▶ [WHAT THE EXERCISE ASKS] Search the entries below. Return every line that has "this" in it.

▶ [EXERCISE INPUTS]
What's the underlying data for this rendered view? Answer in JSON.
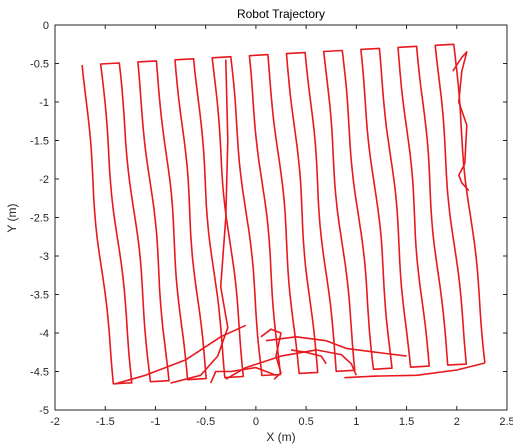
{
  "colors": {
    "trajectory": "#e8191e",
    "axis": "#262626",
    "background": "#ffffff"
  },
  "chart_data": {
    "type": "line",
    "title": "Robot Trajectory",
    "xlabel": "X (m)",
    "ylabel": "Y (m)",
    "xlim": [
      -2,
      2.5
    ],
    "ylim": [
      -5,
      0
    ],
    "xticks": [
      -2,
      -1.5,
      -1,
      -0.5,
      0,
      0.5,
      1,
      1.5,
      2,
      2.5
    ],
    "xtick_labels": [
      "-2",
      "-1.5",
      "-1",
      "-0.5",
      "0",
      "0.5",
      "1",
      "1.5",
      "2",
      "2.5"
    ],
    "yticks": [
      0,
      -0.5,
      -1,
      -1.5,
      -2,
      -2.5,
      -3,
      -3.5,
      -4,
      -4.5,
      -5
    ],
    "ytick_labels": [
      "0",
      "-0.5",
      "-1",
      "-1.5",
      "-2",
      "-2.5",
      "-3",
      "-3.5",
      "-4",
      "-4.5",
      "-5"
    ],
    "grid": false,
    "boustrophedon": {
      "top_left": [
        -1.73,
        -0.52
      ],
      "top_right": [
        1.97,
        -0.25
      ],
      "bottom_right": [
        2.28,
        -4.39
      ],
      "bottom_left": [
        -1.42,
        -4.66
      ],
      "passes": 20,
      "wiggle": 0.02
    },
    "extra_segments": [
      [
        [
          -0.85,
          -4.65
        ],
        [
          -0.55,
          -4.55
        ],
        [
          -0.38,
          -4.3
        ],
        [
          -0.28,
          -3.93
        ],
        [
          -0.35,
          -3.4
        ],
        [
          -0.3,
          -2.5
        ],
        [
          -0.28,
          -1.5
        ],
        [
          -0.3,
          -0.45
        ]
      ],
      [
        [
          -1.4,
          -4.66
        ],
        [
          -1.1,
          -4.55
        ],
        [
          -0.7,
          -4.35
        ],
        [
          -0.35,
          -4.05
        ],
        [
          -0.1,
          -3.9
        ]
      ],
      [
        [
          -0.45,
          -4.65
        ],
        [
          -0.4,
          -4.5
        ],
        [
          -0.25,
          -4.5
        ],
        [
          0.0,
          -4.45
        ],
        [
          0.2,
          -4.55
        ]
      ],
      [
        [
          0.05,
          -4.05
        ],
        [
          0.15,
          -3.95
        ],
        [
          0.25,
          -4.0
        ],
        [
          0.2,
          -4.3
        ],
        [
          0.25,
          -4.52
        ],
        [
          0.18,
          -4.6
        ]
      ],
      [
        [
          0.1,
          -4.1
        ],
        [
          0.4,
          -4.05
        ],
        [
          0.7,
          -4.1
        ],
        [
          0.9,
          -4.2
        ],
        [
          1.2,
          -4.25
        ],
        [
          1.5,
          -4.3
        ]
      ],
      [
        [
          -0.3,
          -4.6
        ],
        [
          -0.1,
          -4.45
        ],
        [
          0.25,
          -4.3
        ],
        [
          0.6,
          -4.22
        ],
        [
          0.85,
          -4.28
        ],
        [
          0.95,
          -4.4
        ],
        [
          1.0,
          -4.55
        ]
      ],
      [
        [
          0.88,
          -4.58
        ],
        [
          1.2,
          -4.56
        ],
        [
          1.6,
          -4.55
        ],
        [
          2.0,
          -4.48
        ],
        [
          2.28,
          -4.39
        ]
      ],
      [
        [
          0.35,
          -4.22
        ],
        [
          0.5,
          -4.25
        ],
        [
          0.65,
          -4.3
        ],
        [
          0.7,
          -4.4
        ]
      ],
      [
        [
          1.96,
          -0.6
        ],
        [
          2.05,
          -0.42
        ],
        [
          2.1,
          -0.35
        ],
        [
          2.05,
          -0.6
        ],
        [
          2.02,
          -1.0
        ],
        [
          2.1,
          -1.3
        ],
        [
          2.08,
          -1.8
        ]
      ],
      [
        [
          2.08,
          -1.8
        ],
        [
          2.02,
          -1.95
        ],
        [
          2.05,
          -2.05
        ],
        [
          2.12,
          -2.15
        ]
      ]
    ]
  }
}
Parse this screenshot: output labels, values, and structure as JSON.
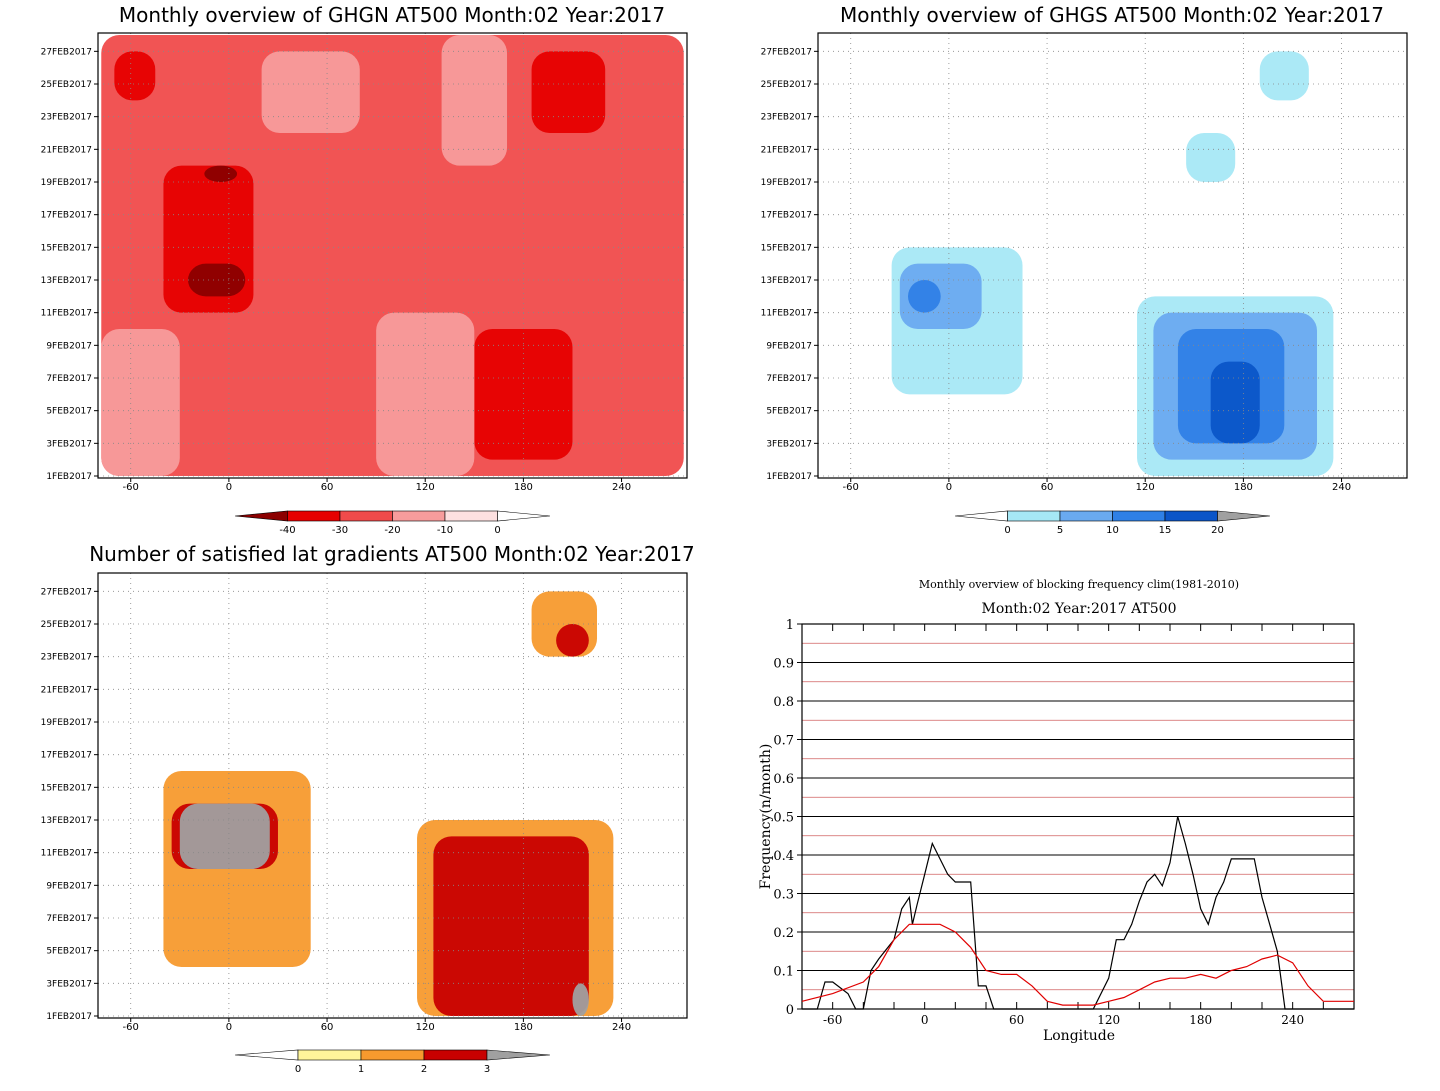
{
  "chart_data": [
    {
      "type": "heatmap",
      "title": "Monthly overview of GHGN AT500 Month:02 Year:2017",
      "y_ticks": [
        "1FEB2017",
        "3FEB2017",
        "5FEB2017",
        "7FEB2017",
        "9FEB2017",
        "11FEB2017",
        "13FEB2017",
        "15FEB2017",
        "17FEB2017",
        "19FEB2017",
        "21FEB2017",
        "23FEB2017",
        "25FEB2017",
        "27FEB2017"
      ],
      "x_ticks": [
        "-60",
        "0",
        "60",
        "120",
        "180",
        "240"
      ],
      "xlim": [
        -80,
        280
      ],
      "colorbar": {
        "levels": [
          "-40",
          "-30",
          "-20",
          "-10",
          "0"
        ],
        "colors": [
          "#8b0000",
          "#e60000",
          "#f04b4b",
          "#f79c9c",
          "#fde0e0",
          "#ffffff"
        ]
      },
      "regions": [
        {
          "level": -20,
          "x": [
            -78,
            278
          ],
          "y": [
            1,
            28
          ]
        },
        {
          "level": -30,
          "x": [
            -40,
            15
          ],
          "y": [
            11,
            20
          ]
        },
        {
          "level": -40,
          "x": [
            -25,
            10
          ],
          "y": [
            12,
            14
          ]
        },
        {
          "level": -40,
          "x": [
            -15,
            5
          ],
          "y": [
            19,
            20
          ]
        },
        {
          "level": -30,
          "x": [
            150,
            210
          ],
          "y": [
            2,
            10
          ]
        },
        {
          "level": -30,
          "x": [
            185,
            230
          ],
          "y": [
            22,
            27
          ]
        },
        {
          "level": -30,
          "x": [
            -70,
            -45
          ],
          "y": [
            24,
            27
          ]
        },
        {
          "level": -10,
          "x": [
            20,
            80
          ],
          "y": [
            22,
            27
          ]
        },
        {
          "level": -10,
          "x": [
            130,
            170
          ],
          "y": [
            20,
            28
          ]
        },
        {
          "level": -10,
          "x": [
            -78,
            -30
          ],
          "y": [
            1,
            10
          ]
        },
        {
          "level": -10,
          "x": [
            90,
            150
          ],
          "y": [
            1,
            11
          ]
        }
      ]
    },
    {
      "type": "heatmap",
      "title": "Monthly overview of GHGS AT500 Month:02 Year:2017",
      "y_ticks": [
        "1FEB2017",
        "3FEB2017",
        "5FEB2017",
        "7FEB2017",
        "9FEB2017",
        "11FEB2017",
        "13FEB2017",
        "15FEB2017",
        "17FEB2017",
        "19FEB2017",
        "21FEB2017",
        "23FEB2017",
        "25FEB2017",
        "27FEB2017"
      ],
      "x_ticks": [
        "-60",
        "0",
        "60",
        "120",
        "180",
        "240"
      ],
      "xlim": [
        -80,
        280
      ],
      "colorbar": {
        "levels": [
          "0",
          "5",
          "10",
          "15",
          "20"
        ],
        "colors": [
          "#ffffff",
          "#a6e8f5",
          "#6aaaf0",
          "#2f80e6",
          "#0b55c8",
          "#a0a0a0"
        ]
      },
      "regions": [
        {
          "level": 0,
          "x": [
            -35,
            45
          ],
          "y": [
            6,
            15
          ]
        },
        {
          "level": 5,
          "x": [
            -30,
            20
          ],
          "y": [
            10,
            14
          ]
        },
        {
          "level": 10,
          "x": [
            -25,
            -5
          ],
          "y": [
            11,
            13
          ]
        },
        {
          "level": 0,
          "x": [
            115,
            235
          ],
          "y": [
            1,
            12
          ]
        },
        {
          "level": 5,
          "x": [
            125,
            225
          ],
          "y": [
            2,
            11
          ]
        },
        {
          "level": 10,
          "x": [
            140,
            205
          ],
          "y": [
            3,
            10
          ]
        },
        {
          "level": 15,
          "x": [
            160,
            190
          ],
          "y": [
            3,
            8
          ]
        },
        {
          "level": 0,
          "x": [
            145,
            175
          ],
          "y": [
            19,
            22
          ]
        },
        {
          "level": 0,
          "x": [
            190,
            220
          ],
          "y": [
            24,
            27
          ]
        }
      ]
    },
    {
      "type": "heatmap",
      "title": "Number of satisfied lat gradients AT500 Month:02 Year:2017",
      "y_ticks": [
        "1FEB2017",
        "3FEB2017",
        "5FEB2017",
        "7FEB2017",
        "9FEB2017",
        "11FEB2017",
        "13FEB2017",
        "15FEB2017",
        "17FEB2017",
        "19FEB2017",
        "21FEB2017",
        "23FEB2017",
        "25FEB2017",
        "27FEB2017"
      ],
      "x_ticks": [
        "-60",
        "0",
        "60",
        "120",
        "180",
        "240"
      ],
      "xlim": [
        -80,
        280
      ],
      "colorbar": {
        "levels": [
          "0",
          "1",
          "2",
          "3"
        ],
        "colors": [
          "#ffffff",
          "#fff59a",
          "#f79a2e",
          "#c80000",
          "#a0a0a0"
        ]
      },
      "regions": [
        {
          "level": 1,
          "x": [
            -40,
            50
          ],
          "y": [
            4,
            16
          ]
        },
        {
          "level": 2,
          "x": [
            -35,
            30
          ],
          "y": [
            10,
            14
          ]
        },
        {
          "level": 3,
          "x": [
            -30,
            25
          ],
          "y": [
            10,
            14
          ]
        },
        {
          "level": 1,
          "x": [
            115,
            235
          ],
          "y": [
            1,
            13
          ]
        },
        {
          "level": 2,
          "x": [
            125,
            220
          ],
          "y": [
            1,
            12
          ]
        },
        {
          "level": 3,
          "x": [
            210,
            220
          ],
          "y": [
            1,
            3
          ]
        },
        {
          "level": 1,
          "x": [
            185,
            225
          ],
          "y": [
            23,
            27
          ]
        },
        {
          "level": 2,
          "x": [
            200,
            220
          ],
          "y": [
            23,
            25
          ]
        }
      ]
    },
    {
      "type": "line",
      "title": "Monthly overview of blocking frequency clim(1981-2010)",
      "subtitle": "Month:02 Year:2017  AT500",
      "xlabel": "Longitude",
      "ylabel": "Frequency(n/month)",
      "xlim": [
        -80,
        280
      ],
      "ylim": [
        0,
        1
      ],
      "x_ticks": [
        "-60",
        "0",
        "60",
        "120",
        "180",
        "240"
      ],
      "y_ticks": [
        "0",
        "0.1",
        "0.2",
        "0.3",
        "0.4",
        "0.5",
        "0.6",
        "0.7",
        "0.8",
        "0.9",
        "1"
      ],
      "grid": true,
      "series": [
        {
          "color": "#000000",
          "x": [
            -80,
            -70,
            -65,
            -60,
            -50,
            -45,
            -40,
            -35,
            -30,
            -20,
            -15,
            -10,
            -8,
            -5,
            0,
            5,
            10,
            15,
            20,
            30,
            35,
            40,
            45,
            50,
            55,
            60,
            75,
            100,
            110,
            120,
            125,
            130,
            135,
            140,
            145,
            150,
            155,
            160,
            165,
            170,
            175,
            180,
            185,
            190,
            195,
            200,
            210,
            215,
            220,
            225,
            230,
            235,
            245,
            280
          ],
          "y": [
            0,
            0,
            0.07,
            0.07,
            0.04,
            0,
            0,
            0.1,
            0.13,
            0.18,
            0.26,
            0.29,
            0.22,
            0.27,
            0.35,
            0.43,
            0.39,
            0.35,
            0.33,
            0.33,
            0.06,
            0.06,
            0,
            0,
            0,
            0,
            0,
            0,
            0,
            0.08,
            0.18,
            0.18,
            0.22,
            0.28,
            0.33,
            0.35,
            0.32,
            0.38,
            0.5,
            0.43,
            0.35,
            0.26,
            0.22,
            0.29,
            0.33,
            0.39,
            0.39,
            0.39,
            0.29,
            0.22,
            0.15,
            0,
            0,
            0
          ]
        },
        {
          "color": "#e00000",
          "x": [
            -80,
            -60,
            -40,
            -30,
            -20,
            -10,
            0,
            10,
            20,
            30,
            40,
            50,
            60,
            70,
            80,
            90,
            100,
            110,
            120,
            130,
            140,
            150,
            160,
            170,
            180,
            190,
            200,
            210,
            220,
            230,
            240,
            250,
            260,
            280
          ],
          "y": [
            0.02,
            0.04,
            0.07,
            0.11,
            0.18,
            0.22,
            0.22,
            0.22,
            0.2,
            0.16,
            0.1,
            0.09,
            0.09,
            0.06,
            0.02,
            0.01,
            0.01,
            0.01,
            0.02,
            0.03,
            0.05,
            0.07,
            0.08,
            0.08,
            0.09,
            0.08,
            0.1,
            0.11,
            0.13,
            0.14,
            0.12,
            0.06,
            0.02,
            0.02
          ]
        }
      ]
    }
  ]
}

▶ [THE REPLY]
What's the underlying data for this rendered view? Answer in JSON.
Parse this screenshot: output labels, values, and structure as JSON.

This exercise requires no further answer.